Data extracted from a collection
——
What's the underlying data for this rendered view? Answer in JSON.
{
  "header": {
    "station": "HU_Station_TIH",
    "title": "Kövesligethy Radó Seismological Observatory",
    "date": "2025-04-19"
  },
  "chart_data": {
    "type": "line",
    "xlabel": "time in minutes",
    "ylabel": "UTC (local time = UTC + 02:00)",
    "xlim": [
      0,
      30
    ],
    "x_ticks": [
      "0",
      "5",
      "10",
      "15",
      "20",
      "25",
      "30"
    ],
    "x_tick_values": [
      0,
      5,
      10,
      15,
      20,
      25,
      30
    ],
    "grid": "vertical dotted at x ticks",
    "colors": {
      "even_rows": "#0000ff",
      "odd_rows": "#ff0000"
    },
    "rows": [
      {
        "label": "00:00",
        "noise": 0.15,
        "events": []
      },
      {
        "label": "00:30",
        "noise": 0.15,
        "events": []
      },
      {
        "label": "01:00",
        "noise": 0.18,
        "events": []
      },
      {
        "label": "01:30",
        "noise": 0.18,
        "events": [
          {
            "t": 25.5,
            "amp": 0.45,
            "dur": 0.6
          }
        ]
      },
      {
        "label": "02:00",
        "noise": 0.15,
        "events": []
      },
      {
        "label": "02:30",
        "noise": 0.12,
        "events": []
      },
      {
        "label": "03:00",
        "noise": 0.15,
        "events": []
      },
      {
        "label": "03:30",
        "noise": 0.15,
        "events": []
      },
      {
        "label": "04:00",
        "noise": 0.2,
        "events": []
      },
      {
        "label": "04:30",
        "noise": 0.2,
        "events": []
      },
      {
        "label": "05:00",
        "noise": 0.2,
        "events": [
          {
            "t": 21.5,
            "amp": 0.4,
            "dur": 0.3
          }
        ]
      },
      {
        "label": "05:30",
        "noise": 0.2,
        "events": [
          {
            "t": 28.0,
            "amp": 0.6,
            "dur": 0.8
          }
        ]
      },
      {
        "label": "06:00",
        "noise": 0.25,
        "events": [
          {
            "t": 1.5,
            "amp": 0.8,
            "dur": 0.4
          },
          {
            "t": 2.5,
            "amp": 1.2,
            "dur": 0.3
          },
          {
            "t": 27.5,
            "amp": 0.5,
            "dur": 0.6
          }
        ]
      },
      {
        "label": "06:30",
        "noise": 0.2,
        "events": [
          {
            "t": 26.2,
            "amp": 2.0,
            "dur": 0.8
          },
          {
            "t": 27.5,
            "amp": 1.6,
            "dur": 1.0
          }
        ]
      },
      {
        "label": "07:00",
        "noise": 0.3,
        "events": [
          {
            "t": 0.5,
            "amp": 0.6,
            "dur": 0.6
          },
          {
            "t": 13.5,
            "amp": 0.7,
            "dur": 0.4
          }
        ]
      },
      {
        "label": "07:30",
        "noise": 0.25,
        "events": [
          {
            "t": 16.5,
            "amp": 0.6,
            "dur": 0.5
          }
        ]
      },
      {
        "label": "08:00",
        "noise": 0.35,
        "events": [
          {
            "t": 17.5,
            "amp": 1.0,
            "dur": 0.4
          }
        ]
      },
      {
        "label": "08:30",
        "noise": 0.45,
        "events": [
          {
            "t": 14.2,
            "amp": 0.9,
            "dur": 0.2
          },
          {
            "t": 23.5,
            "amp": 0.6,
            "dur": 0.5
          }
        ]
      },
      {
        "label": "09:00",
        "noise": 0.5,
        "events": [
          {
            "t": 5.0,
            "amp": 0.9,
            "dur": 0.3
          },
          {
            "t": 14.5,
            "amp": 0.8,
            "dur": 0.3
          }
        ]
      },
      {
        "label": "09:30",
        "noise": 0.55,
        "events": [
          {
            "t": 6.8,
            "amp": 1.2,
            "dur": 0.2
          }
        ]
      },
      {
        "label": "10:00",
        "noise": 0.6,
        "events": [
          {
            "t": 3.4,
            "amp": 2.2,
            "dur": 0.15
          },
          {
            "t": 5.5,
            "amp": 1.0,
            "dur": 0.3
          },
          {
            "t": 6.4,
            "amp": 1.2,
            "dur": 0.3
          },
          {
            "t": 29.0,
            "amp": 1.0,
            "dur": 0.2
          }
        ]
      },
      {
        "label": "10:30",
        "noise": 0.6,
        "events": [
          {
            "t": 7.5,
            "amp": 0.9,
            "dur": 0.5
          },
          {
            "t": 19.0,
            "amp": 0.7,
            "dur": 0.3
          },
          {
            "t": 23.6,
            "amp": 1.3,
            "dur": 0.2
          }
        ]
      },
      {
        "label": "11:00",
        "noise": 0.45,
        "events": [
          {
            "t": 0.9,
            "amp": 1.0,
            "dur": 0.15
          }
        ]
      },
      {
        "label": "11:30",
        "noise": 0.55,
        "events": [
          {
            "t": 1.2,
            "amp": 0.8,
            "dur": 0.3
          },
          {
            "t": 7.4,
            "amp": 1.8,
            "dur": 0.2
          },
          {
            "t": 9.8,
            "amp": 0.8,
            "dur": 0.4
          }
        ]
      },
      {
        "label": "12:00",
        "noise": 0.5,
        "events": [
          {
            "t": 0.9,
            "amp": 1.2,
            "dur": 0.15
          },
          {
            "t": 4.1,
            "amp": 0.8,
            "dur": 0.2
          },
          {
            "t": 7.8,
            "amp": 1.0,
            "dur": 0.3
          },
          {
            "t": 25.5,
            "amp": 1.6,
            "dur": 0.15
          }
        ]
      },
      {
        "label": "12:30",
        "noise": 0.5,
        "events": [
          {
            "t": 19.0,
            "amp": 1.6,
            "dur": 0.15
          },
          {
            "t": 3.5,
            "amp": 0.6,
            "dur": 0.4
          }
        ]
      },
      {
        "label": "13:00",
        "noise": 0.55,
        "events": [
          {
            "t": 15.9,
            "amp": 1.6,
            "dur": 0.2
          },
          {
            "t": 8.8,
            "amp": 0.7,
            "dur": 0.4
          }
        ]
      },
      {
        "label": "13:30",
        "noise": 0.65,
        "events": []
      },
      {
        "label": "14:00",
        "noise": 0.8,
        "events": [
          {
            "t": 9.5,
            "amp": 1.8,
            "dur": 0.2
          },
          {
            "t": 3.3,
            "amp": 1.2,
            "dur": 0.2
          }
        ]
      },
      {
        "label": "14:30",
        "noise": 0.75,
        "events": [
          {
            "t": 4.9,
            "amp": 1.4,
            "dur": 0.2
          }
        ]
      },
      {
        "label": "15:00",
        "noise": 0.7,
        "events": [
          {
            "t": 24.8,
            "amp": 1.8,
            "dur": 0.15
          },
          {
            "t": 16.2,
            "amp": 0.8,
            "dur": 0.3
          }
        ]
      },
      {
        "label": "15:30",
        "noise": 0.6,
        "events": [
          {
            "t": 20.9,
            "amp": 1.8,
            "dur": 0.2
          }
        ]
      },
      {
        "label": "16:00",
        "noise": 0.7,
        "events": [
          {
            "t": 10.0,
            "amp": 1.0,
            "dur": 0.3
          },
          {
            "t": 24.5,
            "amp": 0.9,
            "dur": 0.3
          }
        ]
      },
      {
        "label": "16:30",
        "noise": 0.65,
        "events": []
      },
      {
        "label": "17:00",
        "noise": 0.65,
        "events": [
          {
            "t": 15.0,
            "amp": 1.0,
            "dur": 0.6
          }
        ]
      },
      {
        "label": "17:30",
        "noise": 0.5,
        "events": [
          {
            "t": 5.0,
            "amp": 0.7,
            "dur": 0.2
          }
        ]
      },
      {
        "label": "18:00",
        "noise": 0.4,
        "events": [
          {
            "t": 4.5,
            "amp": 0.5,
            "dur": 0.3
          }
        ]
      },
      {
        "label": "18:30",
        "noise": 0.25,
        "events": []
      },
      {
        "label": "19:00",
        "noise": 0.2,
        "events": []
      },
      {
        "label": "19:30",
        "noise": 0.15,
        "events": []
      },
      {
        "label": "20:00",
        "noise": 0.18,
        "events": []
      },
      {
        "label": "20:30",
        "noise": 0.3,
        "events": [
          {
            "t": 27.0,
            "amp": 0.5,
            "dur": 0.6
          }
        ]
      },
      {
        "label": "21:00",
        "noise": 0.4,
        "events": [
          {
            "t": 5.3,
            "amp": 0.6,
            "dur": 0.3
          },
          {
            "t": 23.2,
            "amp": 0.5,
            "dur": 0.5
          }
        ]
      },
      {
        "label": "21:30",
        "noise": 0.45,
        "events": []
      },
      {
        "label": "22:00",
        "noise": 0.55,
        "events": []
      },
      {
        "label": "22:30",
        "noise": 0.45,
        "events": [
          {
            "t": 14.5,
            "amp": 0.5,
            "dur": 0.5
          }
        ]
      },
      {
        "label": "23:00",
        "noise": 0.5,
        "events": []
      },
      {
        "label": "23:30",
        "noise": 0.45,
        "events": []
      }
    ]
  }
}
——
Copy each line above where the string "time" occurs.

ANSWER TO THE TASK
    "xlabel": "time in minutes",
    "ylabel": "UTC (local time = UTC + 02:00)",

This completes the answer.